═════ Supplied data
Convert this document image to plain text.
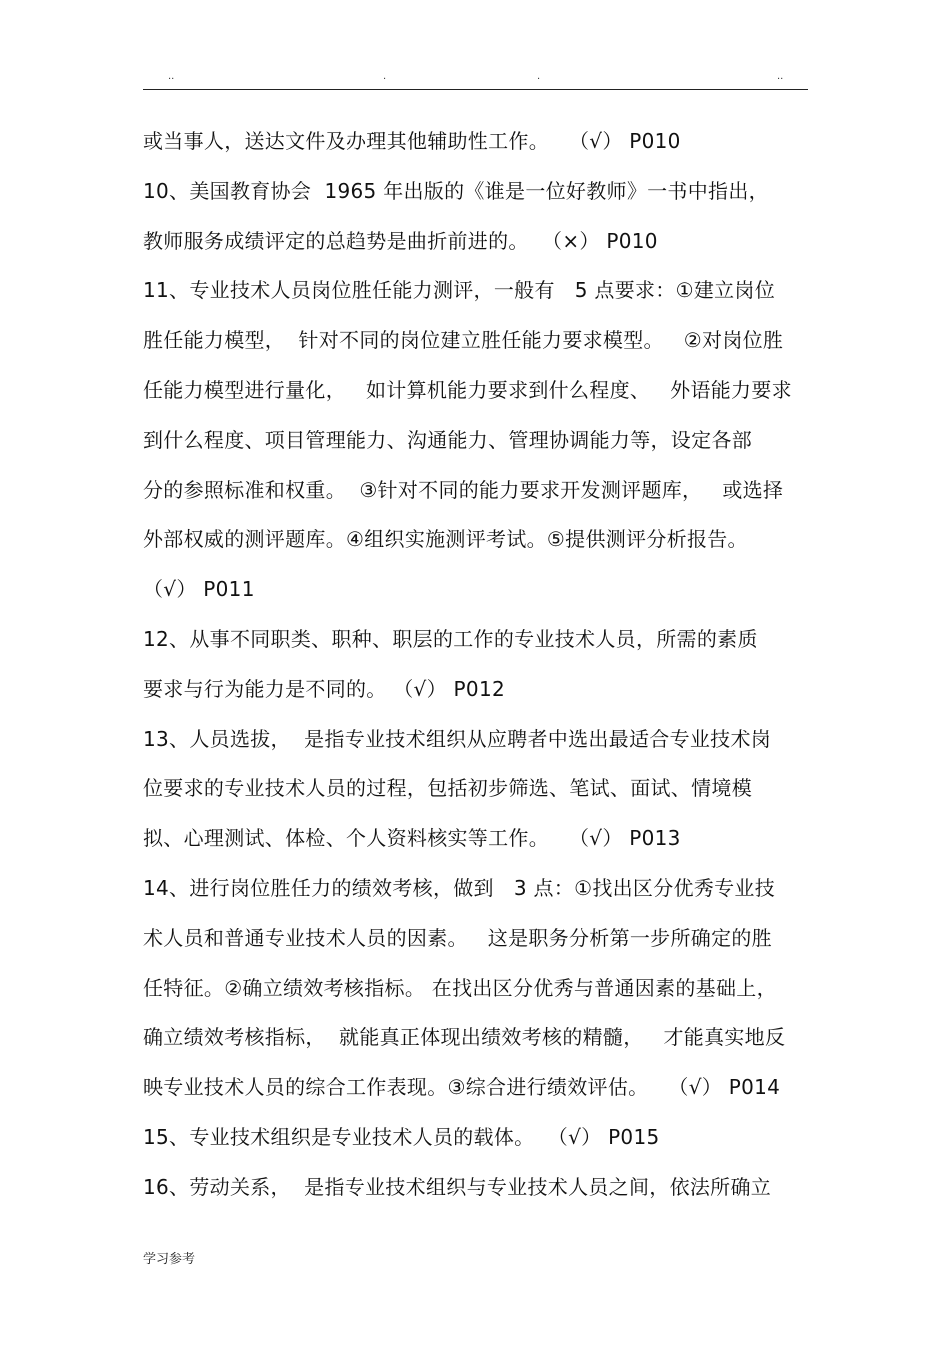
..	.	.	..
或当事人，送达文件及办理其他辅助性工作。   （√） P010
10、美国教育协会  1965 年出版的《谁是一位好教师》一书中指出，
教师服务成绩评定的总趋势是曲折前进的。  （×） P010
11、专业技术人员岗位胜任能力测评，一般有   5 点要求：①建立岗位
胜任能力模型，  针对不同的岗位建立胜任能力要求模型。   ②对岗位胜
任能力模型进行量化，   如计算机能力要求到什么程度、   外语能力要求
到什么程度、项目管理能力、沟通能力、管理协调能力等，设定各部
分的参照标准和权重。  ③针对不同的能力要求开发测评题库，   或选择
外部权威的测评题库。④组织实施测评考试。⑤提供测评分析报告。
（√） P011
12、从事不同职类、职种、职层的工作的专业技术人员，所需的素质
要求与行为能力是不同的。 （√） P012
13、人员选拔，  是指专业技术组织从应聘者中选出最适合专业技术岗
位要求的专业技术人员的过程，包括初步筛选、笔试、面试、情境模
拟、心理测试、体检、个人资料核实等工作。   （√） P013
14、进行岗位胜任力的绩效考核，做到   3 点：①找出区分优秀专业技
术人员和普通专业技术人员的因素。   这是职务分析第一步所确定的胜
任特征。②确立绩效考核指标。 在找出区分优秀与普通因素的基础上，
确立绩效考核指标，  就能真正体现出绩效考核的精髓，   才能真实地反
映专业技术人员的综合工作表现。③综合进行绩效评估。   （√） P014
15、专业技术组织是专业技术人员的载体。  （√） P015
16、劳动关系，  是指专业技术组织与专业技术人员之间，依法所确立
学习参考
══════════
**Short problem**
Copy the records exactly as they appear, excluding images.

**Result for this task**
Convert this document image to plain text.
..	.	.	..
或当事人，送达文件及办理其他辅助性工作。   （√） P010
10、美国教育协会  1965 年出版的《谁是一位好教师》一书中指出，
教师服务成绩评定的总趋势是曲折前进的。  （×） P010
11、专业技术人员岗位胜任能力测评，一般有   5 点要求：①建立岗位
胜任能力模型，  针对不同的岗位建立胜任能力要求模型。   ②对岗位胜
任能力模型进行量化，   如计算机能力要求到什么程度、   外语能力要求
到什么程度、项目管理能力、沟通能力、管理协调能力等，设定各部
分的参照标准和权重。  ③针对不同的能力要求开发测评题库，   或选择
外部权威的测评题库。④组织实施测评考试。⑤提供测评分析报告。
（√） P011
12、从事不同职类、职种、职层的工作的专业技术人员，所需的素质
要求与行为能力是不同的。 （√） P012
13、人员选拔，  是指专业技术组织从应聘者中选出最适合专业技术岗
位要求的专业技术人员的过程，包括初步筛选、笔试、面试、情境模
拟、心理测试、体检、个人资料核实等工作。   （√） P013
14、进行岗位胜任力的绩效考核，做到   3 点：①找出区分优秀专业技
术人员和普通专业技术人员的因素。   这是职务分析第一步所确定的胜
任特征。②确立绩效考核指标。 在找出区分优秀与普通因素的基础上，
确立绩效考核指标，  就能真正体现出绩效考核的精髓，   才能真实地反
映专业技术人员的综合工作表现。③综合进行绩效评估。   （√） P014
15、专业技术组织是专业技术人员的载体。  （√） P015
16、劳动关系，  是指专业技术组织与专业技术人员之间，依法所确立
学习参考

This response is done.